▸ **Instruction**: Extract, from the listing that follows, each line containing the word "Nelly".

▸ **Dataset content**:
-------------------------

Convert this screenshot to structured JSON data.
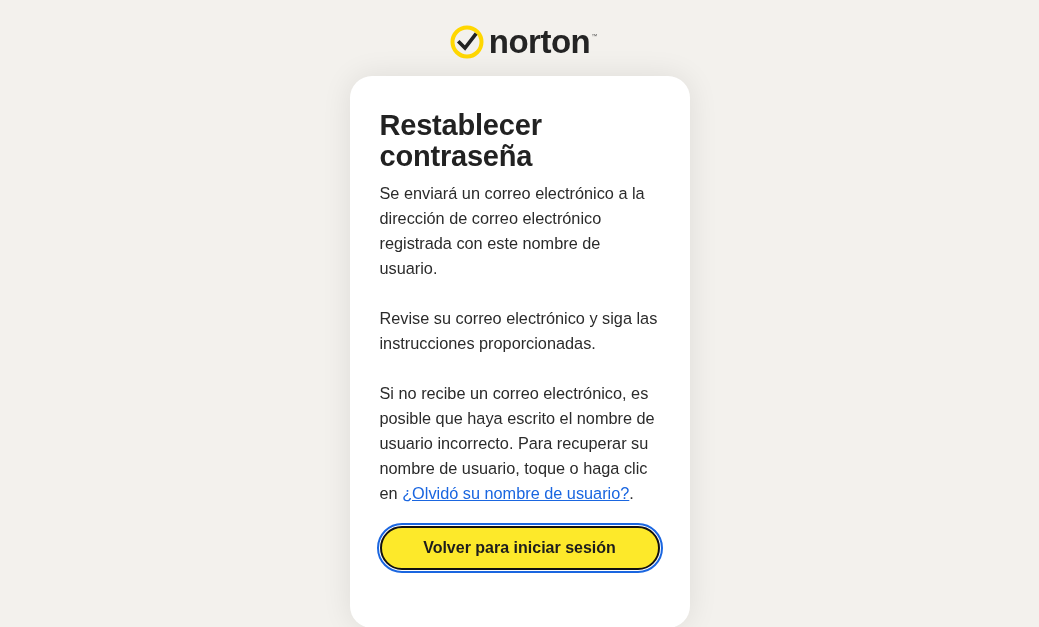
{
  "header": {
    "logo_text": "norton",
    "trademark": "™"
  },
  "card": {
    "title": "Restablecer contraseña",
    "paragraphs": [
      {
        "text": "Se enviará un correo electrónico a la dirección de correo electrónico registrada con este nombre de usuario."
      },
      {
        "text": "Revise su correo electrónico y siga las instrucciones proporcionadas."
      },
      {
        "text": "Si no recibe un correo electrónico, es posible que haya escrito el nombre de usuario incorrecto. Para recuperar su nombre de usuario, toque o haga clic en",
        "link": "¿Olvidó su nombre de usuario?",
        "after": "."
      }
    ],
    "button": {
      "label": "Volver para iniciar sesión",
      "focused": true
    }
  }
}
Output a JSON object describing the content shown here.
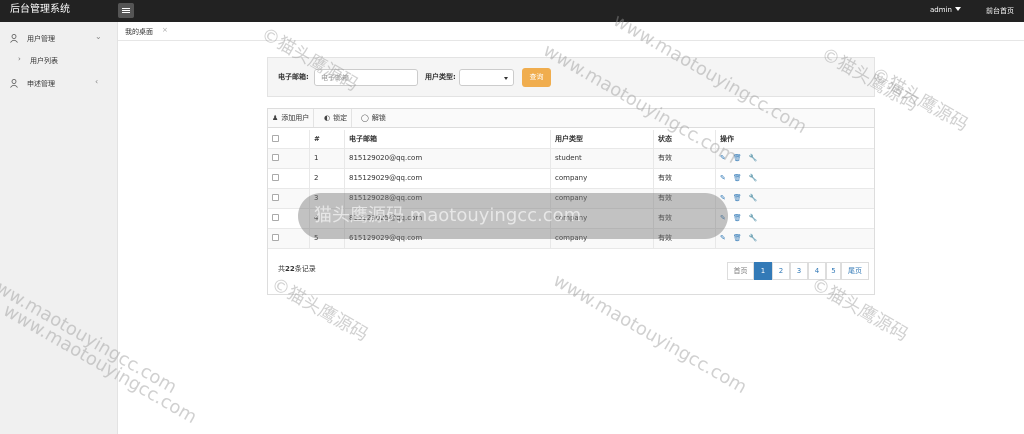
{
  "topbar": {
    "brand": "后台管理系统",
    "user": "admin",
    "home_link": "前台首页"
  },
  "sidebar": {
    "items": [
      {
        "label": "用户管理",
        "icon": "user-icon",
        "expanded": true
      },
      {
        "label": "申述管理",
        "icon": "user-icon",
        "expanded": false
      }
    ],
    "sub_items": [
      {
        "label": "用户列表"
      }
    ]
  },
  "tabs": [
    {
      "label": "我的桌面",
      "close": "×"
    }
  ],
  "search": {
    "email_label": "电子邮箱:",
    "email_placeholder": "电子邮箱",
    "type_label": "用户类型:",
    "type_value": "",
    "query_button": "查询"
  },
  "toolbar": {
    "add": "添加用户",
    "lock": "锁定",
    "unlock": "解锁"
  },
  "table": {
    "columns": [
      "#",
      "电子邮箱",
      "用户类型",
      "状态",
      "操作"
    ],
    "rows": [
      {
        "id": "1",
        "email": "815129020@qq.com",
        "type": "student",
        "status": "有效"
      },
      {
        "id": "2",
        "email": "815129029@qq.com",
        "type": "company",
        "status": "有效"
      },
      {
        "id": "3",
        "email": "815129028@qq.com",
        "type": "company",
        "status": "有效"
      },
      {
        "id": "4",
        "email": "815129025@qq.com",
        "type": "company",
        "status": "有效"
      },
      {
        "id": "5",
        "email": "615129029@qq.com",
        "type": "company",
        "status": "有效"
      }
    ],
    "actions": [
      "edit-icon",
      "trash-icon",
      "wrench-icon"
    ]
  },
  "footer": {
    "total_prefix": "共",
    "total_count": "22",
    "total_suffix": "条记录"
  },
  "pagination": {
    "first": "首页",
    "pages": [
      "1",
      "2",
      "3",
      "4",
      "5"
    ],
    "last": "尾页",
    "current": 1
  },
  "watermark": {
    "text": "www.maotouyingcc.com",
    "brand": "©猫头鹰源码",
    "banner": "猫头鹰源码 maotouyingcc.com"
  },
  "colors": {
    "topbar": "#222222",
    "accent": "#337ab7",
    "query_button": "#f0ad4e"
  }
}
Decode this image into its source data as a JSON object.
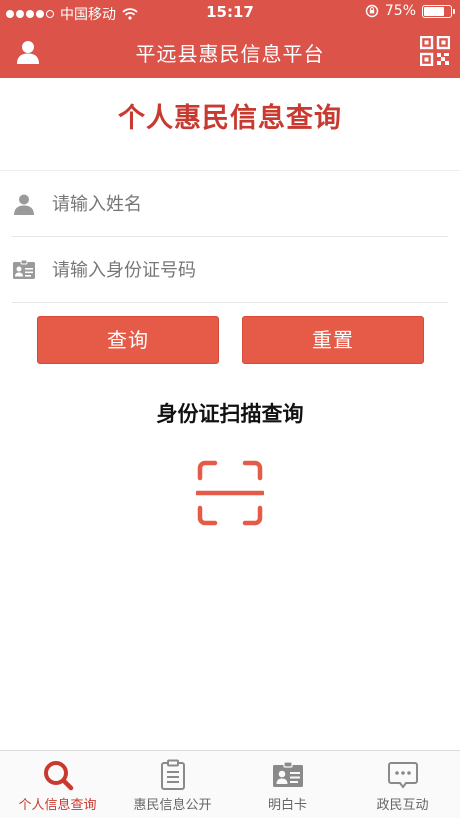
{
  "status_bar": {
    "carrier": "中国移动",
    "time": "15:17",
    "battery_percent": "75%",
    "battery_level": 0.75,
    "signal_bars": 4
  },
  "nav": {
    "title": "平远县惠民信息平台",
    "left_icon": "user-icon",
    "right_icon": "qr-code-icon"
  },
  "page": {
    "title": "个人惠民信息查询"
  },
  "form": {
    "name_placeholder": "请输入姓名",
    "name_value": "",
    "id_placeholder": "请输入身份证号码",
    "id_value": "",
    "query_label": "查询",
    "reset_label": "重置"
  },
  "scan": {
    "title": "身份证扫描查询",
    "icon": "scan-frame-icon"
  },
  "tabs": [
    {
      "label": "个人信息查询",
      "icon": "search-icon",
      "active": true
    },
    {
      "label": "惠民信息公开",
      "icon": "clipboard-icon",
      "active": false
    },
    {
      "label": "明白卡",
      "icon": "id-card-icon",
      "active": false
    },
    {
      "label": "政民互动",
      "icon": "chat-bubble-icon",
      "active": false
    }
  ],
  "colors": {
    "header": "#db5349",
    "accent": "#c83a2f",
    "button": "#e55b47"
  }
}
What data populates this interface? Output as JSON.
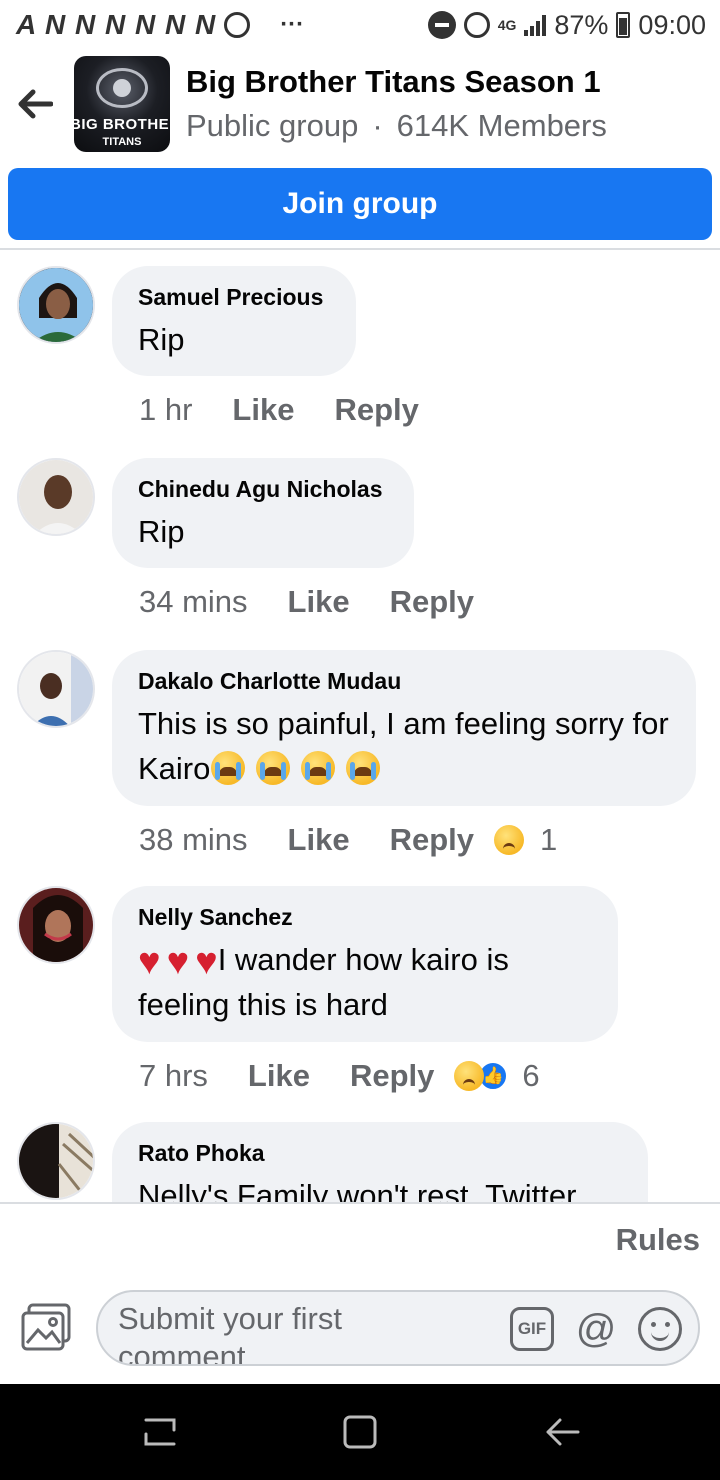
{
  "status_bar": {
    "left_icons": "A N N N N N N",
    "dots": "···",
    "network": "4G",
    "battery": "87%",
    "time": "09:00"
  },
  "header": {
    "title": "Big Brother Titans Season 1",
    "privacy": "Public group",
    "separator": "·",
    "members": "614K Members",
    "logo_text_1": "BIG BROTHER",
    "logo_text_2": "TITANS"
  },
  "join_button": "Join group",
  "comments": [
    {
      "author": "Samuel Precious",
      "text": "Rip",
      "time": "1 hr",
      "like": "Like",
      "reply": "Reply",
      "reaction_count": ""
    },
    {
      "author": "Chinedu Agu Nicholas",
      "text": "Rip",
      "time": "34 mins",
      "like": "Like",
      "reply": "Reply",
      "reaction_count": ""
    },
    {
      "author": "Dakalo Charlotte Mudau",
      "text": "This is so painful, I am feeling sorry for Kairo",
      "time": "38 mins",
      "like": "Like",
      "reply": "Reply",
      "reaction_count": "1"
    },
    {
      "author": "Nelly Sanchez",
      "text": "I wander how kairo is feeling this is hard",
      "time": "7 hrs",
      "like": "Like",
      "reply": "Reply",
      "reaction_count": "6"
    },
    {
      "author": "Rato Phoka",
      "text": "Nelly's Family won't rest. Twitter",
      "time": "",
      "like": "",
      "reply": "",
      "reaction_count": ""
    }
  ],
  "footer": {
    "rules": "Rules",
    "composer_placeholder": "Submit your first comment",
    "gif_label": "GIF",
    "at_label": "@"
  },
  "colors": {
    "accent": "#1877f2",
    "bubble": "#f0f2f5",
    "secondary_text": "#65676b"
  }
}
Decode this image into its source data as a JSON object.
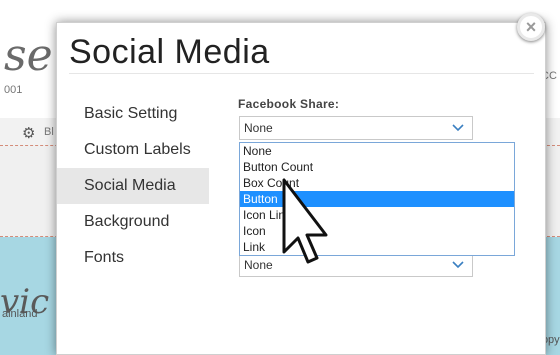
{
  "background": {
    "script_heading": "se",
    "small_left": "001",
    "small_right": "CC",
    "bar_text": "Bl",
    "script_heading_2": "vic",
    "footer_left": "ainland",
    "footer_right": "Copy"
  },
  "modal": {
    "title": "Social Media",
    "close_symbol": "×",
    "nav": [
      {
        "label": "Basic Setting"
      },
      {
        "label": "Custom Labels"
      },
      {
        "label": "Social Media"
      },
      {
        "label": "Background"
      },
      {
        "label": "Fonts"
      }
    ],
    "active_nav": "Social Media",
    "facebook_share": {
      "label": "Facebook Share:",
      "value": "None",
      "options": [
        "None",
        "Button Count",
        "Box Count",
        "Button",
        "Icon Link",
        "Icon",
        "Link"
      ],
      "highlighted": "Button"
    },
    "second_select": {
      "value": "None"
    }
  },
  "colors": {
    "accent": "#1e90ff",
    "chevron": "#3a7fc1",
    "blue_band": "#a7d7e3",
    "dash_line": "#d48c7a"
  },
  "icons": [
    "gear-icon",
    "close-icon",
    "chevron-down-icon",
    "mouse-pointer-icon"
  ]
}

-------------------------

▸ **Output of the exercise**:
      "author": "Nelly Sanchez",
      "text": "Nelly's Family won't rest. Twitter",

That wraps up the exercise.